Work to be completed:
Set out each line from the following listing that includes the word "duration".

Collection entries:

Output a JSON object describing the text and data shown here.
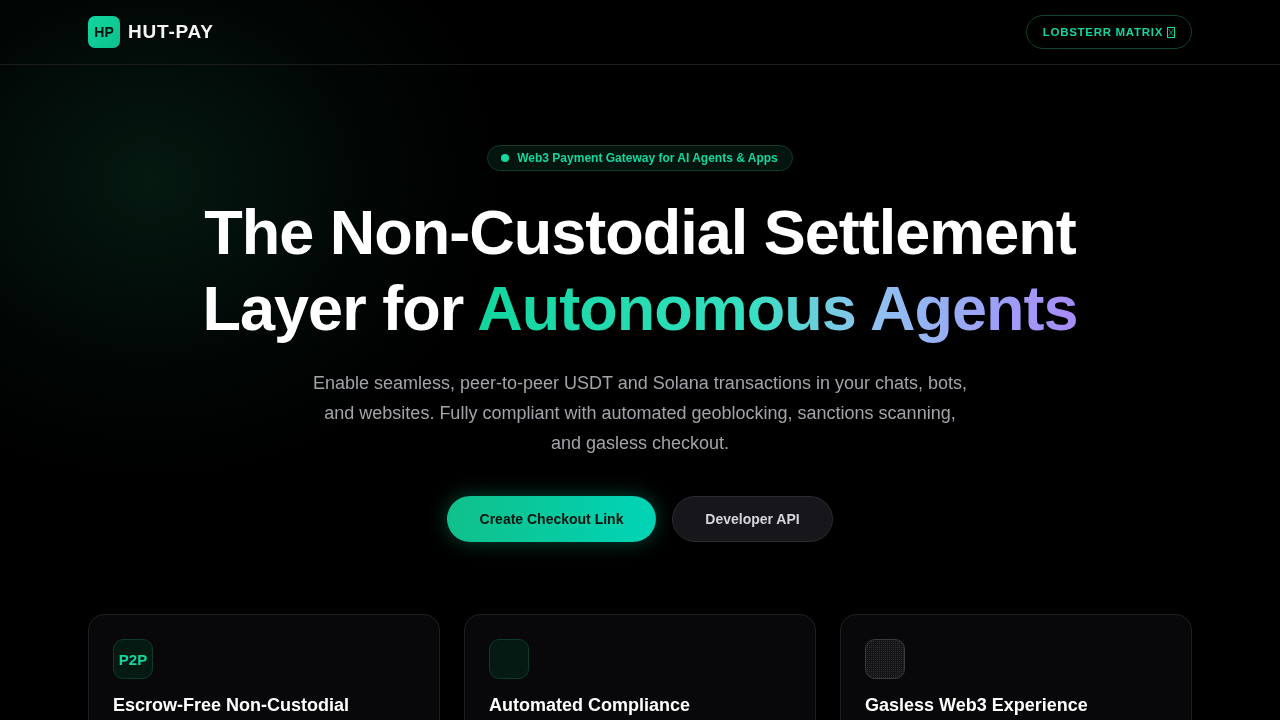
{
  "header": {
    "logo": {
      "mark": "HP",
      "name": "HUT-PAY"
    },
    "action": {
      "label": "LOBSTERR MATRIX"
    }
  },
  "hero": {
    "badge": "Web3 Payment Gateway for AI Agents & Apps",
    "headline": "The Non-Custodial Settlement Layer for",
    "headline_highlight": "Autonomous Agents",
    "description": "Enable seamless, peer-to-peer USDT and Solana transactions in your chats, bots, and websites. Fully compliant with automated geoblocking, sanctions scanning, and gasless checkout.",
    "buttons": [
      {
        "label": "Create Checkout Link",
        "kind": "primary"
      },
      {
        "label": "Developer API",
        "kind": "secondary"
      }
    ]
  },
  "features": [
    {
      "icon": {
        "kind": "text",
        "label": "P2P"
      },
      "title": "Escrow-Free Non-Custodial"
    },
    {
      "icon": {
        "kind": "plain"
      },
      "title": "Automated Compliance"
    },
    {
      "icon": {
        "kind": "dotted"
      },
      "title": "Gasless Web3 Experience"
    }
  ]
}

* * *

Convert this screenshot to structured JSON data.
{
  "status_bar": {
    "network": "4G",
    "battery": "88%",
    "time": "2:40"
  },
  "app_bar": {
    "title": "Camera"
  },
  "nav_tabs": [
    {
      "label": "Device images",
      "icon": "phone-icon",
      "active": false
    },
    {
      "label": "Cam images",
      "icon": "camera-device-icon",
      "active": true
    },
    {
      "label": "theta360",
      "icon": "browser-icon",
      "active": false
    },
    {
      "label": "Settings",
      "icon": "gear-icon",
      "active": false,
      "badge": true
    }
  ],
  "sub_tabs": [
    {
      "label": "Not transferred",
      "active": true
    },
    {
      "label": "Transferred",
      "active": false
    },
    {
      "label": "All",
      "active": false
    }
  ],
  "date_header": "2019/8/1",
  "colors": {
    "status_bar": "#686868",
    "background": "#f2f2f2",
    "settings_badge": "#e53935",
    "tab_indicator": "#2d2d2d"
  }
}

---

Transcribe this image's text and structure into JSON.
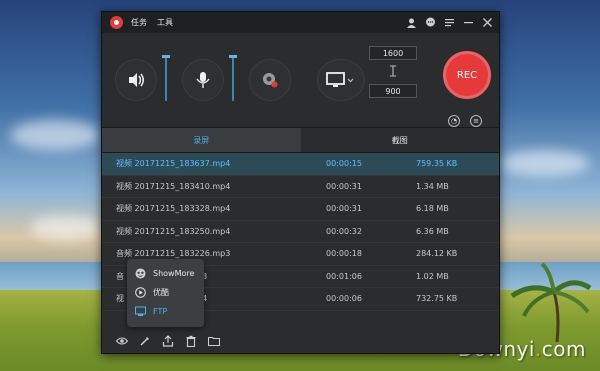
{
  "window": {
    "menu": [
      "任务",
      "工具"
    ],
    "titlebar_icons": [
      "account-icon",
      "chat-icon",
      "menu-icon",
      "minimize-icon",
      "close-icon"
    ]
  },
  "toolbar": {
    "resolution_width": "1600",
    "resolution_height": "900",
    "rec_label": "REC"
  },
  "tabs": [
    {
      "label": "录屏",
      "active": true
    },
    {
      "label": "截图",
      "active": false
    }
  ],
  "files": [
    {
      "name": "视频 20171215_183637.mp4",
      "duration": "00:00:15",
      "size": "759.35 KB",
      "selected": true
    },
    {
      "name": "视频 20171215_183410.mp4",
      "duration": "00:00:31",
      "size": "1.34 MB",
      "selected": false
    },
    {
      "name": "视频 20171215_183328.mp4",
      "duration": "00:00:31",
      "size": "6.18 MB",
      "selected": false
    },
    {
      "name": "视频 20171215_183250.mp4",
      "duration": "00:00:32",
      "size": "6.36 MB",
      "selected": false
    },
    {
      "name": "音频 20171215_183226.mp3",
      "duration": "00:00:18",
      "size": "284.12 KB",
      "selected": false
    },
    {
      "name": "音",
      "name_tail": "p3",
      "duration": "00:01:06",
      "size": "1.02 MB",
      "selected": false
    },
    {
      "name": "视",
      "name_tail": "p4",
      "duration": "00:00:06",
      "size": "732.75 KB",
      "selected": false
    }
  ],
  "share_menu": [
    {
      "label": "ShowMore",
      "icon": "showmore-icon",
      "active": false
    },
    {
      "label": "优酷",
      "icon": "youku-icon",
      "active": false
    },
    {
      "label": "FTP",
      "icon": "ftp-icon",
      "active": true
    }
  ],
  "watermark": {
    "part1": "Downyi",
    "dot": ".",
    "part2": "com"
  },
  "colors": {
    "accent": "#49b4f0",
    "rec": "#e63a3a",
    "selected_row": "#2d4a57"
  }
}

Task response:
      "duration": "00:00:15",
      "duration": "00:00:31",
      "duration": "00:00:31",
      "duration": "00:00:32",
      "duration": "00:00:18",
      "duration": "00:01:06",
      "duration": "00:00:06",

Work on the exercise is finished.